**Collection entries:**
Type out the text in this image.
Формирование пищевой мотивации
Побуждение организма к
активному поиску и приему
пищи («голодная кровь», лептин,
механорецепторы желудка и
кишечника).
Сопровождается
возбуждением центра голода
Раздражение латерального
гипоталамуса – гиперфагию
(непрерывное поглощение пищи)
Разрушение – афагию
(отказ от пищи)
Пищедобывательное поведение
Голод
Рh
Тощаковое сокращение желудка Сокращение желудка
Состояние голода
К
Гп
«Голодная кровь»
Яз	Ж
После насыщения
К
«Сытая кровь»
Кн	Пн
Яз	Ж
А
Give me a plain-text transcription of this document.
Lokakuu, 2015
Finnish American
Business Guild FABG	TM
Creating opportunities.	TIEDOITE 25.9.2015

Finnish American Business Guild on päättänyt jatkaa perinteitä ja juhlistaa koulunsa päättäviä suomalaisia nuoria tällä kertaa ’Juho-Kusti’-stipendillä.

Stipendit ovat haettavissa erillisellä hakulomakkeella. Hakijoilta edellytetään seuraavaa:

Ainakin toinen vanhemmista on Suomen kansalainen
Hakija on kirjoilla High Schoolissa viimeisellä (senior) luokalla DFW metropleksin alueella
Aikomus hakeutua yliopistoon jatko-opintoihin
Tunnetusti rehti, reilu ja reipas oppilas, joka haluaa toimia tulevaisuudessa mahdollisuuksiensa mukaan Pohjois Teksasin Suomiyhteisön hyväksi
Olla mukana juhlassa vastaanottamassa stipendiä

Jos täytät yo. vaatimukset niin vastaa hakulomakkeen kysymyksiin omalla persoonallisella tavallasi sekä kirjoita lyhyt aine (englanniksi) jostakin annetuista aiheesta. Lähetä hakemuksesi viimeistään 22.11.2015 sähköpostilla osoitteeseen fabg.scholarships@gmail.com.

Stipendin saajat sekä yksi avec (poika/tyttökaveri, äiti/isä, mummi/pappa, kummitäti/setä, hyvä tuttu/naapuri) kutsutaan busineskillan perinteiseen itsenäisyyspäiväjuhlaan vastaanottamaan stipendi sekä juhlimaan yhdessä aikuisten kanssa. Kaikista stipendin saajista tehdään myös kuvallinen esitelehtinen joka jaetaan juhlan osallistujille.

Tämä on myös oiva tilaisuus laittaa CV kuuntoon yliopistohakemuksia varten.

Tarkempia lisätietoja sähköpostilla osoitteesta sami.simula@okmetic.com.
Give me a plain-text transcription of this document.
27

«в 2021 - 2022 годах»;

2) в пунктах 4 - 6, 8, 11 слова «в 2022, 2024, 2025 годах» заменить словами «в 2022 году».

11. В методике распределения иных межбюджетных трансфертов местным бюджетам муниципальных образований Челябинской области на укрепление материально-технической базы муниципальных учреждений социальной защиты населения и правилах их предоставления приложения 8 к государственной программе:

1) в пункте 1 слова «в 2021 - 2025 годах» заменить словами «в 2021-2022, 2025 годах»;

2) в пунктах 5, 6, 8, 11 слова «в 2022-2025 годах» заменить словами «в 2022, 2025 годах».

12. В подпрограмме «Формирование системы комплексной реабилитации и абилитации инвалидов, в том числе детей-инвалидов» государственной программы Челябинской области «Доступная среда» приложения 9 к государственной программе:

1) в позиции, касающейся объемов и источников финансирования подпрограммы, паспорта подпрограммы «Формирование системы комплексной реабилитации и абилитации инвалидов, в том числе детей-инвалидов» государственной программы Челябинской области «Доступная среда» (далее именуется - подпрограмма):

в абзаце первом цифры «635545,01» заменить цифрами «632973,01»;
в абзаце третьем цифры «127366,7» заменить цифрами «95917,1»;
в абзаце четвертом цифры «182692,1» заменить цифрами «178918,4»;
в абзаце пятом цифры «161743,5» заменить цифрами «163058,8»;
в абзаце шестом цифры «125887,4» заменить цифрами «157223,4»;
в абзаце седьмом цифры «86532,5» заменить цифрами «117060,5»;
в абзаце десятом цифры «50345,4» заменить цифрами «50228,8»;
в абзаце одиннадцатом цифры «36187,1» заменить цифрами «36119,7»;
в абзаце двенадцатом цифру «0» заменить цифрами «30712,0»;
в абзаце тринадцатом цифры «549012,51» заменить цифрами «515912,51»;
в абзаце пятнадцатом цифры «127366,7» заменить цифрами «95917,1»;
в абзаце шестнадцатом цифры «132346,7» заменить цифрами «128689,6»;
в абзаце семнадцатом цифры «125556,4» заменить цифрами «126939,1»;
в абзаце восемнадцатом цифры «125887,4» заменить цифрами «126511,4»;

**What you should do:** Gather up every line in the data above that contains the word "слова", copying each one.

**Result:**
2) в пунктах 4 - 6, 8, 11 слова «в 2022, 2024, 2025 годах» заменить словами «в 2022 году».
1) в пункте 1 слова «в 2021 - 2025 годах» заменить словами «в 2021-2022, 2025 годах»;
2) в пунктах 5, 6, 8, 11 слова «в 2022-2025 годах» заменить словами «в 2022, 2025 годах».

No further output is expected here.